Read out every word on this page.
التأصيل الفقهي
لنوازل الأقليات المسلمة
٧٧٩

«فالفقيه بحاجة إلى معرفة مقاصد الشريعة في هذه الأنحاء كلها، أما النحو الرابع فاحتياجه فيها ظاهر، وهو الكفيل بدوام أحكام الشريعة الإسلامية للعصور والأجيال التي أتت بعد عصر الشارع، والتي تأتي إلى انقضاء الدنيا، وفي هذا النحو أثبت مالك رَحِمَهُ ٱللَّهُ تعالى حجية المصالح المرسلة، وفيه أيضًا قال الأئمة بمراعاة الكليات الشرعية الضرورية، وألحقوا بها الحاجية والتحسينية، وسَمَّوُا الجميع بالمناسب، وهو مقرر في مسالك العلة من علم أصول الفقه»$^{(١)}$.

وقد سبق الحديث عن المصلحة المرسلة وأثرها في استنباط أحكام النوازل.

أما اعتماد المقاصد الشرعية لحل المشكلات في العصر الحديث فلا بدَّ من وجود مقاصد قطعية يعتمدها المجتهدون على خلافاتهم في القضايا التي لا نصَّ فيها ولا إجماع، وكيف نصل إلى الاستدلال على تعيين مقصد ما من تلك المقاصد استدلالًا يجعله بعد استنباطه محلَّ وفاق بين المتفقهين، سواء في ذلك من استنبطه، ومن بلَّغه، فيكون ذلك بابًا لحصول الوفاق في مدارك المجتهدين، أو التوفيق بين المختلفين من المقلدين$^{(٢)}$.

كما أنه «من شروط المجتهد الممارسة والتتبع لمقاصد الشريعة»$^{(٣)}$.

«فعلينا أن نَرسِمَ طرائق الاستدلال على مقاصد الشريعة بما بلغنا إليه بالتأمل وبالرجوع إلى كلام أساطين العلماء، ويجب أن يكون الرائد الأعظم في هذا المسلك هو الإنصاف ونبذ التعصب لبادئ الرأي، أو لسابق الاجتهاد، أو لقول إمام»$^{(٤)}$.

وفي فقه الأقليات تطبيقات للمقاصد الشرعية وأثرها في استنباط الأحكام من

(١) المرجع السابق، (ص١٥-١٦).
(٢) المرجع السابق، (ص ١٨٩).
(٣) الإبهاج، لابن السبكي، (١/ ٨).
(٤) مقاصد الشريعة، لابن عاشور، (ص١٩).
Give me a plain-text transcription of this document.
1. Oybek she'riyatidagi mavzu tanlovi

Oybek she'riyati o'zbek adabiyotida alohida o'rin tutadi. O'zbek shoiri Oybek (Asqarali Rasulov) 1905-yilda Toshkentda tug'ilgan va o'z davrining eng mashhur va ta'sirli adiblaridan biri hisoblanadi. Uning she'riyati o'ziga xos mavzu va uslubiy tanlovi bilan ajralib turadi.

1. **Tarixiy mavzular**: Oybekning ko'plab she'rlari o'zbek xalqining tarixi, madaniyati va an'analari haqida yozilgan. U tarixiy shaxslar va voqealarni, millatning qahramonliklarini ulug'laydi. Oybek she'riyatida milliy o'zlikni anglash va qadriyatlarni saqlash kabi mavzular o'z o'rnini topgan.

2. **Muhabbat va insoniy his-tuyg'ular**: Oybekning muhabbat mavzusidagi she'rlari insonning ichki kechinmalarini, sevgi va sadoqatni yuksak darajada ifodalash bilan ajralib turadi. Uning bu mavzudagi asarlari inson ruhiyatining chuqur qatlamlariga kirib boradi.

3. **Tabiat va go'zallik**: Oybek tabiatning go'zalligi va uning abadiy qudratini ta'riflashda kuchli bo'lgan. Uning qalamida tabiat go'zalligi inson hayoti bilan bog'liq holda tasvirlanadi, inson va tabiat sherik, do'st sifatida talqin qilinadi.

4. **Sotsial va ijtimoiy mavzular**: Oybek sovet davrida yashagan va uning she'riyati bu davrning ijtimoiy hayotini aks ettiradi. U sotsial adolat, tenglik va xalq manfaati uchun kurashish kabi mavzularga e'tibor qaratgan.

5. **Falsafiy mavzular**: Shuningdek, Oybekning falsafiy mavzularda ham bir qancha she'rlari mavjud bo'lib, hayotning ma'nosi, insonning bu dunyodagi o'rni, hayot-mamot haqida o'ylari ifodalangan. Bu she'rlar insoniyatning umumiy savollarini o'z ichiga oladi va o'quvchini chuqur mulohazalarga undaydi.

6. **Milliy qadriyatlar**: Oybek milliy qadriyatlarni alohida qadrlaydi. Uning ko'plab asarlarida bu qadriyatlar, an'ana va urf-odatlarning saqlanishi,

=======

Each record above should be output again exactly.

**COMPLETE ANSWER:**
Read out every word on this page.
التأصيل الفقهي
لنوازل الأقليات المسلمة
٧٧٩

«فالفقيه بحاجة إلى معرفة مقاصد الشريعة في هذه الأنحاء كلها، أما النحو الرابع فاحتياجه فيها ظاهر، وهو الكفيل بدوام أحكام الشريعة الإسلامية للعصور والأجيال التي أتت بعد عصر الشارع، والتي تأتي إلى انقضاء الدنيا، وفي هذا النحو أثبت مالك رَحِمَهُ ٱللَّهُ تعالى حجية المصالح المرسلة، وفيه أيضًا قال الأئمة بمراعاة الكليات الشرعية الضرورية، وألحقوا بها الحاجية والتحسينية، وسَمَّوُا الجميع بالمناسب، وهو مقرر في مسالك العلة من علم أصول الفقه»$^{(١)}$.

وقد سبق الحديث عن المصلحة المرسلة وأثرها في استنباط أحكام النوازل.

أما اعتماد المقاصد الشرعية لحل المشكلات في العصر الحديث فلا بدَّ من وجود مقاصد قطعية يعتمدها المجتهدون على خلافاتهم في القضايا التي لا نصَّ فيها ولا إجماع، وكيف نصل إلى الاستدلال على تعيين مقصد ما من تلك المقاصد استدلالًا يجعله بعد استنباطه محلَّ وفاق بين المتفقهين، سواء في ذلك من استنبطه، ومن بلَّغه، فيكون ذلك بابًا لحصول الوفاق في مدارك المجتهدين، أو التوفيق بين المختلفين من المقلدين$^{(٢)}$.

كما أنه «من شروط المجتهد الممارسة والتتبع لمقاصد الشريعة»$^{(٣)}$.

«فعلينا أن نَرسِمَ طرائق الاستدلال على مقاصد الشريعة بما بلغنا إليه بالتأمل وبالرجوع إلى كلام أساطين العلماء، ويجب أن يكون الرائد الأعظم في هذا المسلك هو الإنصاف ونبذ التعصب لبادئ الرأي، أو لسابق الاجتهاد، أو لقول إمام»$^{(٤)}$.

وفي فقه الأقليات تطبيقات للمقاصد الشرعية وأثرها في استنباط الأحكام من

(١) المرجع السابق، (ص١٥-١٦).
(٢) المرجع السابق، (ص ١٨٩).
(٣) الإبهاج، لابن السبكي، (١/ ٨).
(٤) مقاصد الشريعة، لابن عاشور، (ص١٩).
Give me a plain-text transcription of this document.
1. Oybek she'riyatidagi mavzu tanlovi

Oybek she'riyati o'zbek adabiyotida alohida o'rin tutadi. O'zbek shoiri Oybek (Asqarali Rasulov) 1905-yilda Toshkentda tug'ilgan va o'z davrining eng mashhur va ta'sirli adiblaridan biri hisoblanadi. Uning she'riyati o'ziga xos mavzu va uslubiy tanlovi bilan ajralib turadi.

1. **Tarixiy mavzular**: Oybekning ko'plab she'rlari o'zbek xalqining tarixi, madaniyati va an'analari haqida yozilgan. U tarixiy shaxslar va voqealarni, millatning qahramonliklarini ulug'laydi. Oybek she'riyatida milliy o'zlikni anglash va qadriyatlarni saqlash kabi mavzular o'z o'rnini topgan.

2. **Muhabbat va insoniy his-tuyg'ular**: Oybekning muhabbat mavzusidagi she'rlari insonning ichki kechinmalarini, sevgi va sadoqatni yuksak darajada ifodalash bilan ajralib turadi. Uning bu mavzudagi asarlari inson ruhiyatining chuqur qatlamlariga kirib boradi.

3. **Tabiat va go'zallik**: Oybek tabiatning go'zalligi va uning abadiy qudratini ta'riflashda kuchli bo'lgan. Uning qalamida tabiat go'zalligi inson hayoti bilan bog'liq holda tasvirlanadi, inson va tabiat sherik, do'st sifatida talqin qilinadi.

4. **Sotsial va ijtimoiy mavzular**: Oybek sovet davrida yashagan va uning she'riyati bu davrning ijtimoiy hayotini aks ettiradi. U sotsial adolat, tenglik va xalq manfaati uchun kurashish kabi mavzularga e'tibor qaratgan.

5. **Falsafiy mavzular**: Shuningdek, Oybekning falsafiy mavzularda ham bir qancha she'rlari mavjud bo'lib, hayotning ma'nosi, insonning bu dunyodagi o'rni, hayot-mamot haqida o'ylari ifodalangan. Bu she'rlar insoniyatning umumiy savollarini o'z ichiga oladi va o'quvchini chuqur mulohazalarga undaydi.

6. **Milliy qadriyatlar**: Oybek milliy qadriyatlarni alohida qadrlaydi. Uning ko'plab asarlarida bu qadriyatlar, an'ana va urf-odatlarning saqlanishi,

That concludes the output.